MATERIAL SHOWN:

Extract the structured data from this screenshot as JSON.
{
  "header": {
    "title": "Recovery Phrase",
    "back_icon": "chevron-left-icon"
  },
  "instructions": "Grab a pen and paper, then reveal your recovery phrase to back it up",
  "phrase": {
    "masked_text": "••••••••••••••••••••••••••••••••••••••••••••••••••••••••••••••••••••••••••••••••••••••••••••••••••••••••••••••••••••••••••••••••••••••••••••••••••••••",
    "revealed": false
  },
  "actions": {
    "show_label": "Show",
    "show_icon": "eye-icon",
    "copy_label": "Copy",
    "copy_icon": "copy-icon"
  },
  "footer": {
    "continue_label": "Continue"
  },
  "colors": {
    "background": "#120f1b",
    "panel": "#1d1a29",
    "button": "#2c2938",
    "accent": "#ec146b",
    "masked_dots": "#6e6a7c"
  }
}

WHAT THIS TASK INVOLVES:
Set all of the records down again, exactly as they stand.

FINISHED TASK:
Extract the structured data from this screenshot as JSON.
{
  "header": {
    "title": "Recovery Phrase",
    "back_icon": "chevron-left-icon"
  },
  "instructions": "Grab a pen and paper, then reveal your recovery phrase to back it up",
  "phrase": {
    "masked_text": "••••••••••••••••••••••••••••••••••••••••••••••••••••••••••••••••••••••••••••••••••••••••••••••••••••••••••••••••••••••••••••••••••••••••••••••••••••••",
    "revealed": false
  },
  "actions": {
    "show_label": "Show",
    "show_icon": "eye-icon",
    "copy_label": "Copy",
    "copy_icon": "copy-icon"
  },
  "footer": {
    "continue_label": "Continue"
  },
  "colors": {
    "background": "#120f1b",
    "panel": "#1d1a29",
    "button": "#2c2938",
    "accent": "#ec146b",
    "masked_dots": "#6e6a7c"
  }
}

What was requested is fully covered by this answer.